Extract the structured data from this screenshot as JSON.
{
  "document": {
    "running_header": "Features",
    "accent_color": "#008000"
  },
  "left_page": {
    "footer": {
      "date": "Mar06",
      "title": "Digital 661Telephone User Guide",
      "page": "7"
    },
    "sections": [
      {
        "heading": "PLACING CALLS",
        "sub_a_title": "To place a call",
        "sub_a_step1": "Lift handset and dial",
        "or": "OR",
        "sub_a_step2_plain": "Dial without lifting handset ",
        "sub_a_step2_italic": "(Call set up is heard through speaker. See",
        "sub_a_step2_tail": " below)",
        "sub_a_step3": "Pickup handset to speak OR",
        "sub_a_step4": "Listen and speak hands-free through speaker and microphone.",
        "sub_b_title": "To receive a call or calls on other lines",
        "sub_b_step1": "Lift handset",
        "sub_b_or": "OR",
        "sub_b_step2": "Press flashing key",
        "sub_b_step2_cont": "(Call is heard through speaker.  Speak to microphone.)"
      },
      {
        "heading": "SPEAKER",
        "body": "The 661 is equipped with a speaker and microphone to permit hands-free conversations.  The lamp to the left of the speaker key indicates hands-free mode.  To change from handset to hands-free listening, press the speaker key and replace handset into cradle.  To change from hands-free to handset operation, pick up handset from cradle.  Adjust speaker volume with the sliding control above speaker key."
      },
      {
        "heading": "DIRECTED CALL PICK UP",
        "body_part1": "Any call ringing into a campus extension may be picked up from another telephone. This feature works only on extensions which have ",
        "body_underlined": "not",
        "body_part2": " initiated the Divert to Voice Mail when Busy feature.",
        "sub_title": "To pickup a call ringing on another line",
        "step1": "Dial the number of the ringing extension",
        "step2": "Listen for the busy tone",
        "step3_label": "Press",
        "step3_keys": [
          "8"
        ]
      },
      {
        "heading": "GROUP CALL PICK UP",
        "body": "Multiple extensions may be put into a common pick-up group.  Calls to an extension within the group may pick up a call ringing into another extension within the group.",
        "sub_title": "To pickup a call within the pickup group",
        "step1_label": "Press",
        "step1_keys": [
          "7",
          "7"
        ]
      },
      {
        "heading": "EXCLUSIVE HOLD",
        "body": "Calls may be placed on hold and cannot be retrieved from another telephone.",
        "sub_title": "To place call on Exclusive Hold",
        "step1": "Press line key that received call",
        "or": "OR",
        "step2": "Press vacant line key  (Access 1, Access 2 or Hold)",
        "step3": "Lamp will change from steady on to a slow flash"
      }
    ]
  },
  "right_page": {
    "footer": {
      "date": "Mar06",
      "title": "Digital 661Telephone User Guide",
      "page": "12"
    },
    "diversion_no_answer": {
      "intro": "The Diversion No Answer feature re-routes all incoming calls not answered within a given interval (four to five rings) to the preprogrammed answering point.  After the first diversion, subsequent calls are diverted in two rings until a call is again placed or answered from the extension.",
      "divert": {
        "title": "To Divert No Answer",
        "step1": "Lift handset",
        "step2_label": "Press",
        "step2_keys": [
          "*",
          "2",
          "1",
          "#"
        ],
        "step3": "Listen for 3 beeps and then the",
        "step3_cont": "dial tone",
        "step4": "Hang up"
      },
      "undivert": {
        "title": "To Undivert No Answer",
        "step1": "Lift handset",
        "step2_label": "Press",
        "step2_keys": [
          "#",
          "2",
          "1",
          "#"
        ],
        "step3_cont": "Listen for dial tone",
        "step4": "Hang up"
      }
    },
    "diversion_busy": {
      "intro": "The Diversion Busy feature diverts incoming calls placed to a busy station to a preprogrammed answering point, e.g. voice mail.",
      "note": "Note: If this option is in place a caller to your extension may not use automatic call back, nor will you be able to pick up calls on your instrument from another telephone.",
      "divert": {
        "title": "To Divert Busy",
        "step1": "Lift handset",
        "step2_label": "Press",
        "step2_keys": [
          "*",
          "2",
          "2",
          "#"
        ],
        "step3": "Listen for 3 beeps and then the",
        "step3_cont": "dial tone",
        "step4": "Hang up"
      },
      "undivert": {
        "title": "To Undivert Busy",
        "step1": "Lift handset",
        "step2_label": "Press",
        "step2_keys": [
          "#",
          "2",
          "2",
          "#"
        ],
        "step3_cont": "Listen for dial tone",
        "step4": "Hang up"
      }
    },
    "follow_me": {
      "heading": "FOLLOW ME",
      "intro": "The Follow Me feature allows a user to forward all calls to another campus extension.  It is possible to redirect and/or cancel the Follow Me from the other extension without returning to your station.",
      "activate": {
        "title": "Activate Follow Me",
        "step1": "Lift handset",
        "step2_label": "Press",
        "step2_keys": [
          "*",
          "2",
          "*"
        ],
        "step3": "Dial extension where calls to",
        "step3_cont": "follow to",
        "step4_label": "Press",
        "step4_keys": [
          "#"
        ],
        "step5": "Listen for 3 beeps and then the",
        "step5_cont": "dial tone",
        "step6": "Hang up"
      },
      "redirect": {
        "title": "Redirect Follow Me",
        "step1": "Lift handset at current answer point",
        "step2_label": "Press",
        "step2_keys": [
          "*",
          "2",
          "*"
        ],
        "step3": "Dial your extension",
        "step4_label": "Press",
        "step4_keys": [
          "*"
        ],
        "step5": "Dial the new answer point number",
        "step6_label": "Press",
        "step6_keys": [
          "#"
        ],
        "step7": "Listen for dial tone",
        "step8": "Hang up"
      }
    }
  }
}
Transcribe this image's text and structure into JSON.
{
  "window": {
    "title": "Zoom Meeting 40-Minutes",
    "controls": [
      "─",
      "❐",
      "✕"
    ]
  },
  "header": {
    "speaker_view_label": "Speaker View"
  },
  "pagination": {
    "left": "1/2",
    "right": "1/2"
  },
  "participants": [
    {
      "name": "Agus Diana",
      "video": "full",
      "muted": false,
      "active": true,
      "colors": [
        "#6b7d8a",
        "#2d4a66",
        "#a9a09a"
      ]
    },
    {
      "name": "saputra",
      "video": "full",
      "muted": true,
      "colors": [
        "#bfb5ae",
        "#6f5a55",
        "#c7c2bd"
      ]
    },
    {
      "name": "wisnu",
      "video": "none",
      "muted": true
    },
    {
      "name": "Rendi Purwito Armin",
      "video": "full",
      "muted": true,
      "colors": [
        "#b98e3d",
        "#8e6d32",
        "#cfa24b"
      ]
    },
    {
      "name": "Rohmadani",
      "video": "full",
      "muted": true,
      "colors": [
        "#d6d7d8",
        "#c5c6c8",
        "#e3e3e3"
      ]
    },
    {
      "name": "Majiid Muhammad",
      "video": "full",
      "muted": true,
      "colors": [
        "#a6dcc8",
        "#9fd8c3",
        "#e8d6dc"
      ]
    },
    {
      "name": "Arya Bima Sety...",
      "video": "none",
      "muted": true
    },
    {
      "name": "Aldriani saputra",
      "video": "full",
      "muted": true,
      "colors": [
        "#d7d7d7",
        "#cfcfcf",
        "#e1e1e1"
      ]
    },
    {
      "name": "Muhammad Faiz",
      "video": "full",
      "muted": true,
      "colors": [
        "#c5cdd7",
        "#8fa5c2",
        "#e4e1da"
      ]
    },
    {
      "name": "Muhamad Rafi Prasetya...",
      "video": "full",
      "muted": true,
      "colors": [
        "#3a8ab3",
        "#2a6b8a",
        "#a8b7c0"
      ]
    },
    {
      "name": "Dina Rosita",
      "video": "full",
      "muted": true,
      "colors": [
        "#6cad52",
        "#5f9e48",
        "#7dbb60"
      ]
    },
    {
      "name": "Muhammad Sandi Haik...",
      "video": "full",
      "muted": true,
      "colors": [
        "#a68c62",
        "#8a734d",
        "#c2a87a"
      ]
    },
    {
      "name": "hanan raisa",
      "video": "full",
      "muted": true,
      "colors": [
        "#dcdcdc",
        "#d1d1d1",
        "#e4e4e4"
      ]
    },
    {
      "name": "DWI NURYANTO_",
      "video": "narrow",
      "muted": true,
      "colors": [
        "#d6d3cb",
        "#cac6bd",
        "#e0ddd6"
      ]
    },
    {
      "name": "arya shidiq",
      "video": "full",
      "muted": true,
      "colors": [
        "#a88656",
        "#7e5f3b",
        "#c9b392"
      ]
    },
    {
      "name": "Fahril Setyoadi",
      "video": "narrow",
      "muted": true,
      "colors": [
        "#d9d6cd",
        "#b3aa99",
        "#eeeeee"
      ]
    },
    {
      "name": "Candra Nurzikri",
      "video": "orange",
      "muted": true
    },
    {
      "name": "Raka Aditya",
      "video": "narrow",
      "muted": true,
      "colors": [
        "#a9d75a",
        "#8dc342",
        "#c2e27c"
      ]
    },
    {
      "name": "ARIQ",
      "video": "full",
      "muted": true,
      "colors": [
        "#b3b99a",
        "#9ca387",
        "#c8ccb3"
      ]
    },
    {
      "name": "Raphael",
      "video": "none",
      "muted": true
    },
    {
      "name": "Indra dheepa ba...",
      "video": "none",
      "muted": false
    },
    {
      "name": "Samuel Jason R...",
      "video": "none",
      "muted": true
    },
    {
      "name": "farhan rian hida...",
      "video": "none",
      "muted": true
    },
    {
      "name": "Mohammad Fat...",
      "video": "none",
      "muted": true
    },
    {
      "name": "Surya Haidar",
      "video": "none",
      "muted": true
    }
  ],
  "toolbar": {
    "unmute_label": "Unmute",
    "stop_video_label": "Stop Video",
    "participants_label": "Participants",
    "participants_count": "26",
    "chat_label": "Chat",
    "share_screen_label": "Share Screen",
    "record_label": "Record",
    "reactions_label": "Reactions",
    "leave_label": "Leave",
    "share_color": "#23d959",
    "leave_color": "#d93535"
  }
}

□ □ □

▶ Required task: Using the data above, say how many lines include "number". No other reply is needed.

▶ Problem solution: 2